### [EXERCISE MATERIALS]
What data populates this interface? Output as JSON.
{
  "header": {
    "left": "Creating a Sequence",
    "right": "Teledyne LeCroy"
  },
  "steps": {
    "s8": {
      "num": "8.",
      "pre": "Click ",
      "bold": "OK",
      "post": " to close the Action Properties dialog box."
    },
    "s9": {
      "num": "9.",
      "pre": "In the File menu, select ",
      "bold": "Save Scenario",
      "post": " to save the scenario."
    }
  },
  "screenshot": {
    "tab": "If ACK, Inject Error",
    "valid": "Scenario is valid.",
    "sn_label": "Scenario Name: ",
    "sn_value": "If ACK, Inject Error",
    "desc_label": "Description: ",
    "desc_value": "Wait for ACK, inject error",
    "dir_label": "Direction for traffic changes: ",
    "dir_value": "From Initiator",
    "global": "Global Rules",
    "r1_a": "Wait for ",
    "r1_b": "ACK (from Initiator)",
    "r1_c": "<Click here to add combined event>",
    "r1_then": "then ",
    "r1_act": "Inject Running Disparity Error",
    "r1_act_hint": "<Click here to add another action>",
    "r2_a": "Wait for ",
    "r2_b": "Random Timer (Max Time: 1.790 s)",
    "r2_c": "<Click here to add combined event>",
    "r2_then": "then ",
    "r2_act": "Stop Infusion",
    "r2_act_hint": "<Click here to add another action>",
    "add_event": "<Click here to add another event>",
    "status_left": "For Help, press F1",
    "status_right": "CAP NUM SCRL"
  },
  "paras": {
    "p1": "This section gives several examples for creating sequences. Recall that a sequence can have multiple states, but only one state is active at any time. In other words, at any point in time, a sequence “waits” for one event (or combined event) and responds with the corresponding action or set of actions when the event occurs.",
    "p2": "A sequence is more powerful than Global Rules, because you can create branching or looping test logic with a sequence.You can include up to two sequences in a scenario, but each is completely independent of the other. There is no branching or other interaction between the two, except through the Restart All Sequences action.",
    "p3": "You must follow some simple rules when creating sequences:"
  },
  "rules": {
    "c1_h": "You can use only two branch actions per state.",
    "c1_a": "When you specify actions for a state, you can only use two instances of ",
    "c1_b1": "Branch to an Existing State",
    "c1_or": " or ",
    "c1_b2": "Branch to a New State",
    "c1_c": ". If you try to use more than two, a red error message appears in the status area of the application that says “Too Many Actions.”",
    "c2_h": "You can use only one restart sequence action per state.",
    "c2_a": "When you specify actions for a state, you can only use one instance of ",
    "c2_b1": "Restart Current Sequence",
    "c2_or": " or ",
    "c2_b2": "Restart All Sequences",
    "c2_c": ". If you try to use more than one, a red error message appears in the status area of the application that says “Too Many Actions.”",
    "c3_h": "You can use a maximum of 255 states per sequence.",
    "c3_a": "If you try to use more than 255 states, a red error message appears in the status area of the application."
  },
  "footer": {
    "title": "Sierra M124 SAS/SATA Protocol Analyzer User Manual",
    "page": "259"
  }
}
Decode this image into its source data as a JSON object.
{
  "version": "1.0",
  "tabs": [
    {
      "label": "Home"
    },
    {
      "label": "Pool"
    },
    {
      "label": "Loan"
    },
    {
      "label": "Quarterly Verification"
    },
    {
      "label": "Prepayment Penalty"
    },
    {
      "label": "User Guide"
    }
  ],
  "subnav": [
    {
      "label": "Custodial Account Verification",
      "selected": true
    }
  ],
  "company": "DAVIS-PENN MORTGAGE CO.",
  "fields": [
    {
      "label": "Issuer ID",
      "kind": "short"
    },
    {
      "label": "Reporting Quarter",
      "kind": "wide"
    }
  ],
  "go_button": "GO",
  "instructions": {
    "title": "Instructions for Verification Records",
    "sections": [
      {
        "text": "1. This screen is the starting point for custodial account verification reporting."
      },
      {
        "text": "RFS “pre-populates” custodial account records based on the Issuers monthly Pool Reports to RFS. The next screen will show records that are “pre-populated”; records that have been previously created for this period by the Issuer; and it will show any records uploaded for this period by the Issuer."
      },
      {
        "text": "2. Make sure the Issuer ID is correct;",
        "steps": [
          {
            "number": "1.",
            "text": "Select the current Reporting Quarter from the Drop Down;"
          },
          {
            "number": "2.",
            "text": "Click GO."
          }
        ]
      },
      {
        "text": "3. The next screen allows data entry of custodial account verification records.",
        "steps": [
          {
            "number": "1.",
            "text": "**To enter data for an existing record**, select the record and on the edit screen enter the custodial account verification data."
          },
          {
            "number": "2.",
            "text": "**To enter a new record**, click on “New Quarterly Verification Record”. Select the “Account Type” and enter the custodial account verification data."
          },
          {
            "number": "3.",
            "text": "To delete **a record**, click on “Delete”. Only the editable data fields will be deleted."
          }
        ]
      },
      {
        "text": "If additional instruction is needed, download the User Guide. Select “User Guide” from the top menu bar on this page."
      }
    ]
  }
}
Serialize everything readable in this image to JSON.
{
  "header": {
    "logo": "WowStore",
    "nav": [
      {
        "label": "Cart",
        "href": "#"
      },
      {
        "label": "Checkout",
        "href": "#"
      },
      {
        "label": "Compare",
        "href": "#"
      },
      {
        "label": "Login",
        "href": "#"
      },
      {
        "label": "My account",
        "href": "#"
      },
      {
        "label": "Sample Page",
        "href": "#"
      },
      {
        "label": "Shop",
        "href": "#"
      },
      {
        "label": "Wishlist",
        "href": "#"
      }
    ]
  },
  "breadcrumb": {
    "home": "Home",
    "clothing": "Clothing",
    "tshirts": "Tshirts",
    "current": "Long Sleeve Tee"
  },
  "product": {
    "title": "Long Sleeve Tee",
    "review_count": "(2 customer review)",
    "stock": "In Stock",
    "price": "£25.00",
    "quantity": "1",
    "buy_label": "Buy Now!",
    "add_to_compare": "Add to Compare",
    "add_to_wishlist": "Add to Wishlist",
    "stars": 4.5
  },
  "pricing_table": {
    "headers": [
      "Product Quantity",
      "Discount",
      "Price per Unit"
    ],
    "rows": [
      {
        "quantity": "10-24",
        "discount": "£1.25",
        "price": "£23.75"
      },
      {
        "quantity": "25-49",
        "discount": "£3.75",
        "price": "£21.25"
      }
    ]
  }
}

### [PROBLEM REQUIREMENTS]
From the entries, copy out each line containing the word "states".

### [SOLUTION TO THE PROBLEM]
    "p1": "This section gives several examples for creating sequences. Recall that a sequence can have multiple states, but only one state is active at any time. In other words, at any point in time, a sequence “waits” for one event (or combined event) and responds with the corresponding action or set of actions when the event occurs.",
    "c3_h": "You can use a maximum of 255 states per sequence.",
    "c3_a": "If you try to use more than 255 states, a red error message appears in the status area of the application."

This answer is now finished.